**Directive:** Write the data out again in full, with no departure from the original.

**Stored items:**
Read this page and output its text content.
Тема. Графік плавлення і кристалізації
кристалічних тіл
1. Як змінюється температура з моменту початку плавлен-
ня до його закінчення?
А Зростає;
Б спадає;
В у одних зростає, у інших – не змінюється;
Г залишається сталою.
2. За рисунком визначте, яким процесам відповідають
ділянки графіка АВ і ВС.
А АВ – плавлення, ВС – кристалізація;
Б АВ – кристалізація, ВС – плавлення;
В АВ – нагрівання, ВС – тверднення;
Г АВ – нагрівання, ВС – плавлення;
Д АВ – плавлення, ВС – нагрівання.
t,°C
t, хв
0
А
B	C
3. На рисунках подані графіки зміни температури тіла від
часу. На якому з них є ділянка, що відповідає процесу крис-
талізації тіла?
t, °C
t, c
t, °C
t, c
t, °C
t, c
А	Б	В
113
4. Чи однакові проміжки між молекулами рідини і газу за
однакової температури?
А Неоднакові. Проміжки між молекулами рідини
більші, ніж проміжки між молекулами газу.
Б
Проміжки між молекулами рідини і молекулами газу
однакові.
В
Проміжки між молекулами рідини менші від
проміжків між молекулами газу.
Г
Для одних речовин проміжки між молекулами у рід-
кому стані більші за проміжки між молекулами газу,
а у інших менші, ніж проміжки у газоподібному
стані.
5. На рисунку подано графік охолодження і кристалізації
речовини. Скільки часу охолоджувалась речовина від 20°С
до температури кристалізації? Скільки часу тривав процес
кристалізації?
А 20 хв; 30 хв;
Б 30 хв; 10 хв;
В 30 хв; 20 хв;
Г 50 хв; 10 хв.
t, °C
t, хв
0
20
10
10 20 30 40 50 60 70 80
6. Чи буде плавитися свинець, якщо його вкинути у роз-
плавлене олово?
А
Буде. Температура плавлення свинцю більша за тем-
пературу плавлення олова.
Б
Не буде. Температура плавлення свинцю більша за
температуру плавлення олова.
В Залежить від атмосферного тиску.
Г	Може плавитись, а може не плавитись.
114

**Full solution:**
Read this page and output its text content.
Тема. Графік плавлення і кристалізації
кристалічних тіл
1. Як змінюється температура з моменту початку плавлен-
ня до його закінчення?
А Зростає;
Б спадає;
В у одних зростає, у інших – не змінюється;
Г залишається сталою.
2. За рисунком визначте, яким процесам відповідають
ділянки графіка АВ і ВС.
А АВ – плавлення, ВС – кристалізація;
Б АВ – кристалізація, ВС – плавлення;
В АВ – нагрівання, ВС – тверднення;
Г АВ – нагрівання, ВС – плавлення;
Д АВ – плавлення, ВС – нагрівання.
t,°C
t, хв
0
А
B	C
3. На рисунках подані графіки зміни температури тіла від
часу. На якому з них є ділянка, що відповідає процесу крис-
талізації тіла?
t, °C
t, c
t, °C
t, c
t, °C
t, c
А	Б	В
113
4. Чи однакові проміжки між молекулами рідини і газу за
однакової температури?
А Неоднакові. Проміжки між молекулами рідини
більші, ніж проміжки між молекулами газу.
Б
Проміжки між молекулами рідини і молекулами газу
однакові.
В
Проміжки між молекулами рідини менші від
проміжків між молекулами газу.
Г
Для одних речовин проміжки між молекулами у рід-
кому стані більші за проміжки між молекулами газу,
а у інших менші, ніж проміжки у газоподібному
стані.
5. На рисунку подано графік охолодження і кристалізації
речовини. Скільки часу охолоджувалась речовина від 20°С
до температури кристалізації? Скільки часу тривав процес
кристалізації?
А 20 хв; 30 хв;
Б 30 хв; 10 хв;
В 30 хв; 20 хв;
Г 50 хв; 10 хв.
t, °C
t, хв
0
20
10
10 20 30 40 50 60 70 80
6. Чи буде плавитися свинець, якщо його вкинути у роз-
плавлене олово?
А
Буде. Температура плавлення свинцю більша за тем-
пературу плавлення олова.
Б
Не буде. Температура плавлення свинцю більша за
температуру плавлення олова.
В Залежить від атмосферного тиску.
Г	Може плавитись, а може не плавитись.
114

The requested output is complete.